September’s published articles citing Golden Helix software serve as a testament to our product’s broad applications and utility in NGS data analysis. We are always proud of our customers and the contributions they make to advancing scientific discovery and are grateful to be included in their research. This month, we were treated to publications from all over the globe showing a broad range of research topics and scientific approaches to presenting their findings. Our flagship products, SNP & Variation Suite (SVS) and VarSeq are mentioned in the scientific investigations I have summarized below. They are only a tiny sampling of the total number of published works that cited Golden Helix this month! As always, if you would like to read the publication in its entirety, just click on the title to be redirected to the full text. Please enjoy them, and I hope you find them as inspiring as I have!
Researchers in Taiwan pooled efforts to conduct a study to pinpoint the genetic factors associated with drinking behavior in an Asian population. Using SVS software for their GWAS, the investigation focused on the population of a small town on the northern coast of Taiwan. The town has a rich history of diverse colonization and was a pivotal harbor town connecting the East and Southeast Asian regions; therefore, the population of this community is primarily of Chinese ancestry. The team first assessed participants for alcohol consumption using the original Alcohol Use Disorder Identification Test (AUDIT) score developed by the World Health Organization. While the genetic influences of habitual drinking behaviors have been widely studied, the data supported the association of an Asian-specific genomic variant in the ALDH2 gene, which plays a part in the oxidative pathway of alcohol metabolism. The team took their data a step further to estimate the age of the associated allele. Click on the title of this publication to read the whole story. It is fascinating!
━━━━━━━━
PROMPT » Carry on with the roundup of September publications that cite Golden Helix software, starting right after its final sentence.
━━━━━━━━
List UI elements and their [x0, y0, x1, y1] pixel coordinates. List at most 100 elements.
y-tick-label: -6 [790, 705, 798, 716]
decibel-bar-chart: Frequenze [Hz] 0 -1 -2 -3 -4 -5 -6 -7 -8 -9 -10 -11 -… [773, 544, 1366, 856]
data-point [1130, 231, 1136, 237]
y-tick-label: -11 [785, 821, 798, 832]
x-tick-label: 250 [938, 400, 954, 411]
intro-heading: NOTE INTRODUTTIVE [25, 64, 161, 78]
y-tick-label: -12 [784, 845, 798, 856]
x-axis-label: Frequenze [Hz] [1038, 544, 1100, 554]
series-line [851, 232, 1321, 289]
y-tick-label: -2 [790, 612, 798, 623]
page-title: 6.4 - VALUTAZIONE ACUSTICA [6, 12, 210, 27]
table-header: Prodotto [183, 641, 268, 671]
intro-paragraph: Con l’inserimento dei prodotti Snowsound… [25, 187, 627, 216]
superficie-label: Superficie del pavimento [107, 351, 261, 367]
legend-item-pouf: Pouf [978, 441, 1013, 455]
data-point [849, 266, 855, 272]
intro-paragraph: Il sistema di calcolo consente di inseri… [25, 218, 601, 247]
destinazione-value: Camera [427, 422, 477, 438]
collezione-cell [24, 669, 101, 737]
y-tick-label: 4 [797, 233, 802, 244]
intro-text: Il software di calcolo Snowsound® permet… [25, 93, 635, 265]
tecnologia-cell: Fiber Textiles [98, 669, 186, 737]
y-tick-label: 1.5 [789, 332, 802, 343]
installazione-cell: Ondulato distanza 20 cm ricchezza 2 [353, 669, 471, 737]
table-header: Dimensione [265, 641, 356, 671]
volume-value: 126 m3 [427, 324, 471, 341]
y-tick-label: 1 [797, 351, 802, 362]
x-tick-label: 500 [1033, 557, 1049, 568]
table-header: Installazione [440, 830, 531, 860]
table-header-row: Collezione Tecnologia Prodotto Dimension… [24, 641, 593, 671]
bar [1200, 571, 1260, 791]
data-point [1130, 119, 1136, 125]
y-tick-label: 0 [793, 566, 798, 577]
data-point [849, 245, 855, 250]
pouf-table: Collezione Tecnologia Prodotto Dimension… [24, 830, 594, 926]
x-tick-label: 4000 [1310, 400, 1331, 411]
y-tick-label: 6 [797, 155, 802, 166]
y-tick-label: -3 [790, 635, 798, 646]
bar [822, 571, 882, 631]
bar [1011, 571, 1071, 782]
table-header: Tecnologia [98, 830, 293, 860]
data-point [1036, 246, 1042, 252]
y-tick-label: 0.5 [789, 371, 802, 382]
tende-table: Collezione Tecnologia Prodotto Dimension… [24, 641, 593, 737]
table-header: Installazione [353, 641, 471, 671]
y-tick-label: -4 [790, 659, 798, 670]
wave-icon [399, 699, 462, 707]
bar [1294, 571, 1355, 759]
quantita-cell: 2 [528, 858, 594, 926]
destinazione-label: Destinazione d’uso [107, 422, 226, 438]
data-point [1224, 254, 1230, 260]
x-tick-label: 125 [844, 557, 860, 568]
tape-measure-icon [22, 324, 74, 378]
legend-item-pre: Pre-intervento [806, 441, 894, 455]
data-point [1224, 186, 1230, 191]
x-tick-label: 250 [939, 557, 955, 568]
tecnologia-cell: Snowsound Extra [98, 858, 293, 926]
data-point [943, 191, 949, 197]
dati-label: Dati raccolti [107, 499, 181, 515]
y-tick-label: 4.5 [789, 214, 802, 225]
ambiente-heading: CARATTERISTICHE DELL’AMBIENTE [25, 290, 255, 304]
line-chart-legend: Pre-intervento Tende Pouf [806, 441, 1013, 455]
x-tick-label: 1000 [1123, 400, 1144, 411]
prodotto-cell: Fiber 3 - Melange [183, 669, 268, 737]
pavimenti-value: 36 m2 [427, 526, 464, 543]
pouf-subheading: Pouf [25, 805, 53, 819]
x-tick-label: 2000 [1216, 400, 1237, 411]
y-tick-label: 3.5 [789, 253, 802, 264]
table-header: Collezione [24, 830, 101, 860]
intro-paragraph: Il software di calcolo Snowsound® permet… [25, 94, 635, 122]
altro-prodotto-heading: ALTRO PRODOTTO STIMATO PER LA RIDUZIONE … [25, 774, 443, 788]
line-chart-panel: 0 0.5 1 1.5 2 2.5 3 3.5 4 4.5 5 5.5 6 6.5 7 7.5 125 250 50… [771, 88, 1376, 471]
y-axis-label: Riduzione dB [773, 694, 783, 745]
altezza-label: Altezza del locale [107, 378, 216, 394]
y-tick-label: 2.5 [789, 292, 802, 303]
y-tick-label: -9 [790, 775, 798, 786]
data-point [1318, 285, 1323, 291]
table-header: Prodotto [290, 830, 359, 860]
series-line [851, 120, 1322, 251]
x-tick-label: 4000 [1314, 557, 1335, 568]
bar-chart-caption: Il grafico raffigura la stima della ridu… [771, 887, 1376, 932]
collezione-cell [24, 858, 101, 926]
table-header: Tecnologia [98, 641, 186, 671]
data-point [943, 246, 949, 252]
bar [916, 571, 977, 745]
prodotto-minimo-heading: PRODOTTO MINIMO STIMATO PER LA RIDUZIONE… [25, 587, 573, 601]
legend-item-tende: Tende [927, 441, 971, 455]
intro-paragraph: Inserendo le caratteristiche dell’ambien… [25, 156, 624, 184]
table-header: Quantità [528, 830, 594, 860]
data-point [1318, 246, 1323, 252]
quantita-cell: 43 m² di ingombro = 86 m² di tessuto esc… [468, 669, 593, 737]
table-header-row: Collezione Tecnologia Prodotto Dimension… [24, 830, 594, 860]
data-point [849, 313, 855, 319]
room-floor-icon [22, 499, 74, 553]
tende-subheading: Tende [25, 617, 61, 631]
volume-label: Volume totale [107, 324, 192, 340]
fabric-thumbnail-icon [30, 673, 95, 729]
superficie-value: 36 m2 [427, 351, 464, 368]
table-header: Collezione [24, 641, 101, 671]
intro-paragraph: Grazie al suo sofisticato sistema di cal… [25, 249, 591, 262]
━━━━━━━━
REPLY »
Lin, C., Chien, R., Chen, L., Huang, T., Shyu, Y., Yeh, C., & Liang, K. (2021). The Aldehyde Dehydrogenase ALDH2*2 Allele, Associated with Alcohol Drinking Behavior, Dates Back to Prehistoric Times. Biomolecules, 11(9), 1376. https://doi.org/10.3390/biom11091376
Squamous cell carcinomas (SCC) of the external auditory canal (EAC) arise in non-ultraviolet-exposed areas of the head and neck. They are often locally aggressive and can metastasize to lymph nodes or distant sites. Although much is known about the genomic alterations of cutaneous SCC, the mutational profiles of EAC SCC are not well understood. The goal of this study was to discover potentially targetable genomic alterations of this rare type of SCC. The team utilized seven patients that met their inclusion criteria in their targeted exome sequencing investigation, which was performed while incorporating VarSeq software and a custom gene panel. The team sees their data as an initial step toward identifying driver mutations and may potentially point to molecular treatment targets.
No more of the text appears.